:: EXERCISE DESCRIPTION ::
Pull out every line in the data that has the string "xlabel" in it.
* START *
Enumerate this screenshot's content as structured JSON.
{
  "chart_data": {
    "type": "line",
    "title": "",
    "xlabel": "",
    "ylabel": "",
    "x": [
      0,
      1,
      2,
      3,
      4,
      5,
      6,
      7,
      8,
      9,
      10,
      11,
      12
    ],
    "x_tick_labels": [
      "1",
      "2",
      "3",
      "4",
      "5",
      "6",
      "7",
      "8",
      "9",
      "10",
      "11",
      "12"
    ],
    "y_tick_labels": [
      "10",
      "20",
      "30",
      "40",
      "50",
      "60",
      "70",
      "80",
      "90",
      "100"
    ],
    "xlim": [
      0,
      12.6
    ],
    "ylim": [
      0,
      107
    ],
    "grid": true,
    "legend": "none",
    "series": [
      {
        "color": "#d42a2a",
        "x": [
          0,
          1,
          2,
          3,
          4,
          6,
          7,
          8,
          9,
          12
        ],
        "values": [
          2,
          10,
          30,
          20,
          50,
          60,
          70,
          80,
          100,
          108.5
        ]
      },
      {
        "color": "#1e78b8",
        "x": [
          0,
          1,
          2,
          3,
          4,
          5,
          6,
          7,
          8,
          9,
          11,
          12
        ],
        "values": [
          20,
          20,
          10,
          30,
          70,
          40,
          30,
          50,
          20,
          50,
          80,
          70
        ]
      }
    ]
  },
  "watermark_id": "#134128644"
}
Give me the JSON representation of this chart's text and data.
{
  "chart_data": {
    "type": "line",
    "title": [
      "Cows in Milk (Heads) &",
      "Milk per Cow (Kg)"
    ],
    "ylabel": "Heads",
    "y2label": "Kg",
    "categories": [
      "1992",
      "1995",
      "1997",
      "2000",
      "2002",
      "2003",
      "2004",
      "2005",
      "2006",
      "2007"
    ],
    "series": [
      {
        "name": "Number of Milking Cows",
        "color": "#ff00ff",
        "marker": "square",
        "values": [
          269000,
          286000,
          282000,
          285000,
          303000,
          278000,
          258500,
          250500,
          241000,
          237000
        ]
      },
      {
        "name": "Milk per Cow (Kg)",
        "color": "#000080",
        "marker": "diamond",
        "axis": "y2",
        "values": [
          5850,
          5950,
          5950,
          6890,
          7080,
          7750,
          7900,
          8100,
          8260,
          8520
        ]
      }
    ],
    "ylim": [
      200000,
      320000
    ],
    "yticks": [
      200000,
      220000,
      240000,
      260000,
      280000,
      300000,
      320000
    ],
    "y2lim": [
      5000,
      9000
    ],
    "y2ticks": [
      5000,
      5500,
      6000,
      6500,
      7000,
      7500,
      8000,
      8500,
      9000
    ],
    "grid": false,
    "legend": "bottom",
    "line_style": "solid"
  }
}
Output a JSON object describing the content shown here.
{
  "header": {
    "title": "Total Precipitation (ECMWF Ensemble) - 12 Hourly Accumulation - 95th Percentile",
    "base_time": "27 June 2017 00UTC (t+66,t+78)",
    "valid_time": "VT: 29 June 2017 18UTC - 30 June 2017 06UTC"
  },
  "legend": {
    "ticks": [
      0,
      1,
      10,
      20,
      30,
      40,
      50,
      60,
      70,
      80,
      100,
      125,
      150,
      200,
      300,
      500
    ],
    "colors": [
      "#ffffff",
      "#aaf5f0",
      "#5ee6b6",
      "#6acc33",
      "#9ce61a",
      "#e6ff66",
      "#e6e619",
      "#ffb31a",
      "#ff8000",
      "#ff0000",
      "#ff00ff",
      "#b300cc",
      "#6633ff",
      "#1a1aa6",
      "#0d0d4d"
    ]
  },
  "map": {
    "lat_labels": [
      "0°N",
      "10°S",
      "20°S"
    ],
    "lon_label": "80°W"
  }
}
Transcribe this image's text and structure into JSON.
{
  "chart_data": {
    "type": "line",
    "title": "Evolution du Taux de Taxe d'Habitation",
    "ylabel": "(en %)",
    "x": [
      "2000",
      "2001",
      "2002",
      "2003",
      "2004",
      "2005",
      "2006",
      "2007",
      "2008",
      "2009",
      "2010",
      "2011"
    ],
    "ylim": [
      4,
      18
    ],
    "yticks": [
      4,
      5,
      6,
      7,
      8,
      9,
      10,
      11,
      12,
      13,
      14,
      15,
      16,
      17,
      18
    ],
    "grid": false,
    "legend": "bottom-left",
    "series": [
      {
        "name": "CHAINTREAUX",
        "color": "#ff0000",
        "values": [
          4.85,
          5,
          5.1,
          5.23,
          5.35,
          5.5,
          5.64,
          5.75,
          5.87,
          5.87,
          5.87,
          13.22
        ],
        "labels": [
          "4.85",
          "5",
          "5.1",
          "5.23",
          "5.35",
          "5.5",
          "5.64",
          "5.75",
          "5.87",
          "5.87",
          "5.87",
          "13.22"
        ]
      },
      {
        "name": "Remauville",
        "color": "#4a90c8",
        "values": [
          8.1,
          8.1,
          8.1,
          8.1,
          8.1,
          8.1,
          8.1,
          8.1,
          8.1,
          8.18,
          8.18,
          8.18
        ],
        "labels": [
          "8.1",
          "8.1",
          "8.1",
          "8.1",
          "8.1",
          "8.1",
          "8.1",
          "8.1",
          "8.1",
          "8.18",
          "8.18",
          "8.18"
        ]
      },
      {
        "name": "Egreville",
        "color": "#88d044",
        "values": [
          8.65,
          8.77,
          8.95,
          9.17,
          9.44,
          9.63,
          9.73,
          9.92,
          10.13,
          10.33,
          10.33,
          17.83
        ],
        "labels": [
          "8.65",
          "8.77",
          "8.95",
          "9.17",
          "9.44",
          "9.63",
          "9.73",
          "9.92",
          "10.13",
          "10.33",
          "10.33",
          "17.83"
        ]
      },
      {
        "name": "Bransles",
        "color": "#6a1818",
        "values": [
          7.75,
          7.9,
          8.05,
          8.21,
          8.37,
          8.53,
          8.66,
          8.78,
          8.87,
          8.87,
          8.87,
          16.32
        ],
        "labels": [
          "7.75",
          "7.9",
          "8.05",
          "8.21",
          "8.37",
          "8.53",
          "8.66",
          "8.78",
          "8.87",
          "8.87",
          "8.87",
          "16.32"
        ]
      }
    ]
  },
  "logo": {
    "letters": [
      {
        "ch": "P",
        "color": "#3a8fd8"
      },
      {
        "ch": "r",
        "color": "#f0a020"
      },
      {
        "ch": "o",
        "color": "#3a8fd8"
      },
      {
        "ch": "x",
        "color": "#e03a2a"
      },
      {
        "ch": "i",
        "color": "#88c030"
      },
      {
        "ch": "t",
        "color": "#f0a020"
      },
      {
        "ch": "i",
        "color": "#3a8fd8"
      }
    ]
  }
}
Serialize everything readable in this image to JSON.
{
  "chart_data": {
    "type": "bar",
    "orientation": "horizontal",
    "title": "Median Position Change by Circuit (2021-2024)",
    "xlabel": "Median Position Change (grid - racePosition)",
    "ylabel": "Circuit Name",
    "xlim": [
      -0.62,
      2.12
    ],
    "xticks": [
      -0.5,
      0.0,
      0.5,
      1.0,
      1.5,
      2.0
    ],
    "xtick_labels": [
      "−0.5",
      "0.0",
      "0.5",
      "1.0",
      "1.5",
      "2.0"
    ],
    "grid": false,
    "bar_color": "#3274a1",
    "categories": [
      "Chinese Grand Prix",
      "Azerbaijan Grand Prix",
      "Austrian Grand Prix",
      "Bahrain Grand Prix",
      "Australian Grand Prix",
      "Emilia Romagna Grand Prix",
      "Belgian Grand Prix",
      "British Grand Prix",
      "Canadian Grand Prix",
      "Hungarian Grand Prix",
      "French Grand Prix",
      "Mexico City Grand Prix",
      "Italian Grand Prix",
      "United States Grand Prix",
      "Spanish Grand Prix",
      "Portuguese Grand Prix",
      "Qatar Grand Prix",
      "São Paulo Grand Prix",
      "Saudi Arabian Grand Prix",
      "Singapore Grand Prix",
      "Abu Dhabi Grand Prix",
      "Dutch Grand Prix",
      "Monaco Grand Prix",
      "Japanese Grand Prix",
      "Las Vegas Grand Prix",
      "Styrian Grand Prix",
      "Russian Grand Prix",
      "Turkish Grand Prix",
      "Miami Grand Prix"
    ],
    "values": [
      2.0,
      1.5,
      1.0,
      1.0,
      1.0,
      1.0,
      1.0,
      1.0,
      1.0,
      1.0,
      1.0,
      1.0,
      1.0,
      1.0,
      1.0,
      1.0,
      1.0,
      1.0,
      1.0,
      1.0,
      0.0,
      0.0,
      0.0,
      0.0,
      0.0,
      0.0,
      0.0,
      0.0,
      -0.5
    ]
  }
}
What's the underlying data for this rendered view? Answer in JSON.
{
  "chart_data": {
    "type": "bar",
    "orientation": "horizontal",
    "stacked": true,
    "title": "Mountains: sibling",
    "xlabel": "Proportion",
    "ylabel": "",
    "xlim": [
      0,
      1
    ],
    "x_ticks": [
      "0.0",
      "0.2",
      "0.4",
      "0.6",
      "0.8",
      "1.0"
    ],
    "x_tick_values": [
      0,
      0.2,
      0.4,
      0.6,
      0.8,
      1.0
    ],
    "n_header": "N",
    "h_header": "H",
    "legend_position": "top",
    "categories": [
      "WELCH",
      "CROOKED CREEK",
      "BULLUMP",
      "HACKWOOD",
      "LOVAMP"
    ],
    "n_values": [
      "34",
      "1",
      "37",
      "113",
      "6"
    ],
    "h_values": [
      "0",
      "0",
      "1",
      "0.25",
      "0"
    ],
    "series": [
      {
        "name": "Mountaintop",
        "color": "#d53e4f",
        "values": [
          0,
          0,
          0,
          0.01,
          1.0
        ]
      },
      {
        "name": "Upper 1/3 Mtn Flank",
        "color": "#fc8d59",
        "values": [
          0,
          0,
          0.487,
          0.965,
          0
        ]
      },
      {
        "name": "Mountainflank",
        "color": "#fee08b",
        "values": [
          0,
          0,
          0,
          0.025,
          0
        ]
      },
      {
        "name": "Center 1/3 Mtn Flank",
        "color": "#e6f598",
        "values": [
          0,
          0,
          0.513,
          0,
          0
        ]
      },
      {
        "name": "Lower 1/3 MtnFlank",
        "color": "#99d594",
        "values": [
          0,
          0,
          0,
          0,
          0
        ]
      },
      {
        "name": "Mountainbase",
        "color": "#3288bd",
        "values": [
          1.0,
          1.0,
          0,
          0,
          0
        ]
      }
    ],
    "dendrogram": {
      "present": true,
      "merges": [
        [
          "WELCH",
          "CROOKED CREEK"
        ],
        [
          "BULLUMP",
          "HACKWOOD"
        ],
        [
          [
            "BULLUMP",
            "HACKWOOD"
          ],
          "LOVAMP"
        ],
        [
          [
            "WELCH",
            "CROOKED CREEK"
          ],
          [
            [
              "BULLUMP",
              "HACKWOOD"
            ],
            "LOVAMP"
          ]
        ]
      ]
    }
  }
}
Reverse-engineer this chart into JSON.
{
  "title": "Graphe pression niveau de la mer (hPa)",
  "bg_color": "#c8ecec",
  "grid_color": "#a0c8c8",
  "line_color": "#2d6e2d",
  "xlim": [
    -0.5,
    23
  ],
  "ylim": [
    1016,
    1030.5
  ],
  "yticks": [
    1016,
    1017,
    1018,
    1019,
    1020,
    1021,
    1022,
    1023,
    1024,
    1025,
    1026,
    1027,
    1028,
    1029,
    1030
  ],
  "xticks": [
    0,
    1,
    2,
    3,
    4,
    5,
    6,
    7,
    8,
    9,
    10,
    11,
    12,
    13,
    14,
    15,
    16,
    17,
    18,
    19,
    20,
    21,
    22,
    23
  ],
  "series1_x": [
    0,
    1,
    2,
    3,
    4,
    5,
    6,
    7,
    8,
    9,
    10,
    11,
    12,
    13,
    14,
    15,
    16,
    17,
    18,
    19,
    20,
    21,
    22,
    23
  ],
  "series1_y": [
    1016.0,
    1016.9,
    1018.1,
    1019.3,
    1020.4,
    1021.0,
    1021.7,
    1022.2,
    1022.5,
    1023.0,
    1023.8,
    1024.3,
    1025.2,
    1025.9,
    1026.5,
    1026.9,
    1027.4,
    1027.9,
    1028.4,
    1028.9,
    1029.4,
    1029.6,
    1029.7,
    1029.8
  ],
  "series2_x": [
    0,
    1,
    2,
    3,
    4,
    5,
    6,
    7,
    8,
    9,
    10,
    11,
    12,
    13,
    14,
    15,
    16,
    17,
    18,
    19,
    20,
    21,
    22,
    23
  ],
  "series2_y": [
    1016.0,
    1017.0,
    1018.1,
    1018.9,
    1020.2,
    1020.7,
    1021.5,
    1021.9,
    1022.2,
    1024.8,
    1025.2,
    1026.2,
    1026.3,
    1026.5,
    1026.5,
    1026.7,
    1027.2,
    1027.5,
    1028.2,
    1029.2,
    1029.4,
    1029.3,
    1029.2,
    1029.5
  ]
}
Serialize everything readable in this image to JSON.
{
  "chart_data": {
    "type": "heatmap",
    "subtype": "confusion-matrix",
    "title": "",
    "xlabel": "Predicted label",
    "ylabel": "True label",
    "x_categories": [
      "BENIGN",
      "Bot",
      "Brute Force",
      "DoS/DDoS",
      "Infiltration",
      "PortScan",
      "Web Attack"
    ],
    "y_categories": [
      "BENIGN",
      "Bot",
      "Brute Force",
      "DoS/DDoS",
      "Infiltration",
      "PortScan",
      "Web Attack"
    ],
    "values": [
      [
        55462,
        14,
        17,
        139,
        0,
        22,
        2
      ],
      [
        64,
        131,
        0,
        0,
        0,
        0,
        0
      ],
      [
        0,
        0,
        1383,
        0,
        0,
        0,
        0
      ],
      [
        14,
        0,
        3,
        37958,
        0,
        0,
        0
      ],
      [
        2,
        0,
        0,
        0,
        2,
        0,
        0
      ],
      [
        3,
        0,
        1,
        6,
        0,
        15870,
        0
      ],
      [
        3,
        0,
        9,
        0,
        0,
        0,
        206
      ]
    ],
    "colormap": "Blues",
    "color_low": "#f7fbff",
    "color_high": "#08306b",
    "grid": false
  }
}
* END *
:: WRITTEN RESPONSE ::
    "xlabel": "",
    "xlabel": "Median Position Change (grid - racePosition)",
    "xlabel": "Proportion",
    "xlabel": "Predicted label",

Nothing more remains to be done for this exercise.